- Directive
Take down each entry exactly as written.
───── Material supplied ─────
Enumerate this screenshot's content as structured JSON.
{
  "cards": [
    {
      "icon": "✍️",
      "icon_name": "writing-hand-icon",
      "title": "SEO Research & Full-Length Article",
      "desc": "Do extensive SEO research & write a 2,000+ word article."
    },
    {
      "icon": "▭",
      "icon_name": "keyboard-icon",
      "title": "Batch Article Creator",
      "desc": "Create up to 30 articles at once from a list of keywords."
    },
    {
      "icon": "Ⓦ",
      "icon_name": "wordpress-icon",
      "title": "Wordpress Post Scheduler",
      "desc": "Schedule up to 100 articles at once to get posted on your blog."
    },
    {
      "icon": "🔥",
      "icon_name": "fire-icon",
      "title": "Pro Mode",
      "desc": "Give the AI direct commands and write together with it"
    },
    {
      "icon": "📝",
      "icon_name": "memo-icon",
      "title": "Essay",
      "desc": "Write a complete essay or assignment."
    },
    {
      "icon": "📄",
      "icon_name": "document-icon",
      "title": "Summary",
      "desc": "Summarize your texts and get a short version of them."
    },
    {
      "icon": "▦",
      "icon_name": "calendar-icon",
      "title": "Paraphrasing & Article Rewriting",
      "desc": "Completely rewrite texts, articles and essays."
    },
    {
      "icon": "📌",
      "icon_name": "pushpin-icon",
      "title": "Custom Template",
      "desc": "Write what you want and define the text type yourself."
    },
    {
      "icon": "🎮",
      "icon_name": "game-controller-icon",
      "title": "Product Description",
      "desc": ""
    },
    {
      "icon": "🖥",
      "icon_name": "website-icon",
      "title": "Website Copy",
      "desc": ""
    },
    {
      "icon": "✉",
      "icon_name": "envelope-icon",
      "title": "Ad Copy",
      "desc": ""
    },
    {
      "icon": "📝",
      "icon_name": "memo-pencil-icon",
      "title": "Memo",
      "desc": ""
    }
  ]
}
─────
- Output for this exercise
Enumerate this screenshot's content as structured JSON.
{
  "cards": [
    {
      "icon": "✍️",
      "icon_name": "writing-hand-icon",
      "title": "SEO Research & Full-Length Article",
      "desc": "Do extensive SEO research & write a 2,000+ word article."
    },
    {
      "icon": "▭",
      "icon_name": "keyboard-icon",
      "title": "Batch Article Creator",
      "desc": "Create up to 30 articles at once from a list of keywords."
    },
    {
      "icon": "Ⓦ",
      "icon_name": "wordpress-icon",
      "title": "Wordpress Post Scheduler",
      "desc": "Schedule up to 100 articles at once to get posted on your blog."
    },
    {
      "icon": "🔥",
      "icon_name": "fire-icon",
      "title": "Pro Mode",
      "desc": "Give the AI direct commands and write together with it"
    },
    {
      "icon": "📝",
      "icon_name": "memo-icon",
      "title": "Essay",
      "desc": "Write a complete essay or assignment."
    },
    {
      "icon": "📄",
      "icon_name": "document-icon",
      "title": "Summary",
      "desc": "Summarize your texts and get a short version of them."
    },
    {
      "icon": "▦",
      "icon_name": "calendar-icon",
      "title": "Paraphrasing & Article Rewriting",
      "desc": "Completely rewrite texts, articles and essays."
    },
    {
      "icon": "📌",
      "icon_name": "pushpin-icon",
      "title": "Custom Template",
      "desc": "Write what you want and define the text type yourself."
    },
    {
      "icon": "🎮",
      "icon_name": "game-controller-icon",
      "title": "Product Description",
      "desc": ""
    },
    {
      "icon": "🖥",
      "icon_name": "website-icon",
      "title": "Website Copy",
      "desc": ""
    },
    {
      "icon": "✉",
      "icon_name": "envelope-icon",
      "title": "Ad Copy",
      "desc": ""
    },
    {
      "icon": "📝",
      "icon_name": "memo-pencil-icon",
      "title": "Memo",
      "desc": ""
    }
  ]
}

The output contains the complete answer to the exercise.